Remembering

With Christian’s birthday two weeks away, I’ve been thinking a lot about the short time we had with him. One of my fears is that my memories of the day of his birth and death will fade. It isn’t possible to remember everything in detail, so I have reflected on the memories that stand out.

I remember how miserable I was physically. I hadn’t slept, I wasn’t allowed to eat, I had an intense headache, it was (understandably) a very long labor, for a while it looked like I would need an emergency C-section, and I was exhausted. In looking back I feel like my physical state had a huge impact on my emotional reaction once Christian was born. For better or worse, the sheer exhaustion dampened my emotions. When I think about the hours between his birth and going home, it seems like I was numb. Maybe part of that is the way the memories have changed over the years – in the photos we have of that evening, I am expressionless. I don’t remember strong emotions.

But at the same time, I do remember the mounting terror of not hearing Christian’s heartbeat. I can imagine the nurses’ faces as they tried to filter out my own heartbeat to find his.

And I remember the agony of waiting for the nurses to put him in my arms. The two longest moments of my life have been (1) when Christian was born, and he lay on the hospital bed; and (2) when Ramona was born with the cord around her neck, and the nurses took her from my arms to try getting her to breathe. Those two memories are inextricably linked in my mind. I know that in reality, it was probably only 20 seconds before the nurse handed Christian to me, but it felt like a terribly long lifetime.

I remember one of the nurses giving me the stethoscope later in the evening to listen to Christian’s fading heartbeat. I couldn’t hear it. The nurse could, and Jarom could, but not me. I was probably too numb at the time to feel guilt. I certainly feel it now.

With intense feeling, I remember giving Christian, wrapped in a lovingly made blanket, to the nurse when we were ready to leave. I feel the anxiety and despair of handing him over, knowing I would never hold him again. I wish a hundred times I could go back to the moment before he left my arms. I can’t say for sure if I watched the nurse walk down the hallway or if I’ve invented the memory, but I can picture her walking out of the room, quietly carrying him downstairs to the morgue.

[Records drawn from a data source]
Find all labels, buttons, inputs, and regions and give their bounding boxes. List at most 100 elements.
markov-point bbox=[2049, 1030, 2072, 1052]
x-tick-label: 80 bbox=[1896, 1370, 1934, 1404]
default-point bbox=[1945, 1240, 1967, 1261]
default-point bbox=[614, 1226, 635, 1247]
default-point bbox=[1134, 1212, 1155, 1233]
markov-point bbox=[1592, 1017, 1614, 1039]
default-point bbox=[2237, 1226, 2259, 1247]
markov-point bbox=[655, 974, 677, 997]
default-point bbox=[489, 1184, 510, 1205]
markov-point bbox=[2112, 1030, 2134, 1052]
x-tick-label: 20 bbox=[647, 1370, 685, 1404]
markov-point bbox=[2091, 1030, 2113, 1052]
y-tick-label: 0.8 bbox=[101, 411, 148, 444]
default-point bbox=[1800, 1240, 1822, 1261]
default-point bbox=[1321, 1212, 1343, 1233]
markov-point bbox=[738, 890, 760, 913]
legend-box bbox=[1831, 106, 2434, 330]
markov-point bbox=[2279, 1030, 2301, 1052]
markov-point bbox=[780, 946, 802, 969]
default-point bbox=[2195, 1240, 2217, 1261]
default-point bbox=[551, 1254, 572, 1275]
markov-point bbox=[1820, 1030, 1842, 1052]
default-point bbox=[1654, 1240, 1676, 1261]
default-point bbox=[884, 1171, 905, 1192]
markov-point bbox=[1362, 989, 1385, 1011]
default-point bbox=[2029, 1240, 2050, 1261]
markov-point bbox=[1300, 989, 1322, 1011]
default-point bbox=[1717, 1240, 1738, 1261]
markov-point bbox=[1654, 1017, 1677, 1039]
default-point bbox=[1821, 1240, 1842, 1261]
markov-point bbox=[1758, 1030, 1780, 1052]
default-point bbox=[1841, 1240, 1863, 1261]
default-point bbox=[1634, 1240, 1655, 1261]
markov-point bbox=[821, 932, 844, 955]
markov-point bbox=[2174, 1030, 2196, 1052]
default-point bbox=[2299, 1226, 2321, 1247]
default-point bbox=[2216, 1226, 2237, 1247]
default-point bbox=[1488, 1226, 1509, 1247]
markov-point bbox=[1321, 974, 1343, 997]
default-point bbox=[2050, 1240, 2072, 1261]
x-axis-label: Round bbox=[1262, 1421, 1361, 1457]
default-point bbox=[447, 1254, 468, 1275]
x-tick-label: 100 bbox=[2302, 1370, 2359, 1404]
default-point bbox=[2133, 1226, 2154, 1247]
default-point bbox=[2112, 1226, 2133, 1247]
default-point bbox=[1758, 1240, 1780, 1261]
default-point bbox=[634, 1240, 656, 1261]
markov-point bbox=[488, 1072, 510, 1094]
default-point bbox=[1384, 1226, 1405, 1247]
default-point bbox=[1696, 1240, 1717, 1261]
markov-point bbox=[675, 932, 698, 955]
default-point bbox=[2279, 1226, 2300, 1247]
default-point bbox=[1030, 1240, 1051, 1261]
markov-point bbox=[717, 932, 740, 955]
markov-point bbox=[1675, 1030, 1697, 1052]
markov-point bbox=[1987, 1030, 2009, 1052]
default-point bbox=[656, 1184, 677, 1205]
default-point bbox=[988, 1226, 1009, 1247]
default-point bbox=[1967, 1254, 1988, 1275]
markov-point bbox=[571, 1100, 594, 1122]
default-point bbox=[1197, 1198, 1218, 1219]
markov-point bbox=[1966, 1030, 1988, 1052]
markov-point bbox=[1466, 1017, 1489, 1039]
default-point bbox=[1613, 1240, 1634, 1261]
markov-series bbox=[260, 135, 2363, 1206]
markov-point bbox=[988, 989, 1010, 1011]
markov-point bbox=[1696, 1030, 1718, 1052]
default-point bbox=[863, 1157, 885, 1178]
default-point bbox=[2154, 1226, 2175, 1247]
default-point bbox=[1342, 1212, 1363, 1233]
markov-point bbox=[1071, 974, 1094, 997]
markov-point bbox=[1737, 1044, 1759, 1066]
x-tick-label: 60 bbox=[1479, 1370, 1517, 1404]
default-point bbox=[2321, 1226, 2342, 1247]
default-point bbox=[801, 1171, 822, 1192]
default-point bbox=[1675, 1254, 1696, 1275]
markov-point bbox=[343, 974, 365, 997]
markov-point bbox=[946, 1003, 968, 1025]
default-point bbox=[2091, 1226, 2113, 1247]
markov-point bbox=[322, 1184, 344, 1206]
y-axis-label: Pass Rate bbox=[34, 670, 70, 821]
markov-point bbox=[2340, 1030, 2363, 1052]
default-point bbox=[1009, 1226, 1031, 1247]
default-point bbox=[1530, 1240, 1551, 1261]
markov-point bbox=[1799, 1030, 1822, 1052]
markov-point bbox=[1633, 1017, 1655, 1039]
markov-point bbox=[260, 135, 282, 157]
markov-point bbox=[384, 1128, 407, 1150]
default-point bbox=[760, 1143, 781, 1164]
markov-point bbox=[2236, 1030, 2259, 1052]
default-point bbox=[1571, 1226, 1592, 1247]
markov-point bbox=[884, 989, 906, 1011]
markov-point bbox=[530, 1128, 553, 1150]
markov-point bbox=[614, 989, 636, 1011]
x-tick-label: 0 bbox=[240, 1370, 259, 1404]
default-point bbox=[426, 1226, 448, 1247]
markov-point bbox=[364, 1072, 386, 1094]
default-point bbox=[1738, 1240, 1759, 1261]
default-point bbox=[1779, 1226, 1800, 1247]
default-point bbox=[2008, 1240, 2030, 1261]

### Questions:
(1) Transcribe the "Remembering" passage word for word, everything from "I remember one" down to "to the morgue.".
(2) Go on with the "Remembering" passage about Christian, starting after its last sentence.

### Responses by task:
(1)
I remember one of the nurses giving me the stethoscope later in the evening to listen to Christian’s fading heartbeat. I couldn’t hear it. The nurse could, and Jarom could, but not me. I was probably too numb at the time to feel guilt. I certainly feel it now.

With intense feeling, I remember giving Christian, wrapped in a lovingly made blanket, to the nurse when we were ready to leave. I feel the anxiety and despair of handing him over, knowing I would never hold him again. I wish a hundred times I could go back to the moment before he left my arms. I can’t say for sure if I watched the nurse walk down the hallway or if I’ve invented the memory, but I can picture her walking out of the room, quietly carrying him downstairs to the morgue.

(2)
I have good memories, too. Tender ones. I remember my parents and in-laws spending what must have been, for them, an overwhelmingly difficult and long day with us in the hospital. I remember my dad giving me a massage to ease my headache. I remember my mom standing at the side of the bed, rubbing my arm. I remember her helping me take out my earrings when it looked like I might need a C-section, and later put them back in. I remember my mother- and father-in-law holding Christian with such love.

I remember my doctor sitting, almost reverently, after he delivered Christian, while we blessed and washed our son. He called me a few days later to express his condolences again and to ask how the funeral service was. I have sent a Christmas card to his office every year since.

Despite my misery and ungratefulness at the time, I remember the nurses who did everything in their power to help me. They followed the birth plan I brought with me. They cared for me even when I was rude to them. They stayed past the end of their shifts when my labor dragged on. One of the nurses was assigned to me when Ramona was born, and she remembered Christian. That is all I could ask for.

And I remember the bereavement volunteer who stayed with us. Her own son had died years before in a very similar situation. It wasn’t that she set her own feelings aside, but she used her experience to help guide me through mine. I have never felt so much that someone was joining me in my sorrow rather than watching from the outside. She knew what I was feeling, and she let me feel that grief without trying to cheer me up or distract me or minimize my agony. I have shared this particular memory with only a few people: when she was packing up her things to leave, as the nurses were preparing my discharge paperwork, she asked if there was anything else I needed. I shook my head, and with a slight catch in her voice, she gently said, “You just want him back, right?” She knew the pain. She voiced it. I will never forget how meaningful that was to me.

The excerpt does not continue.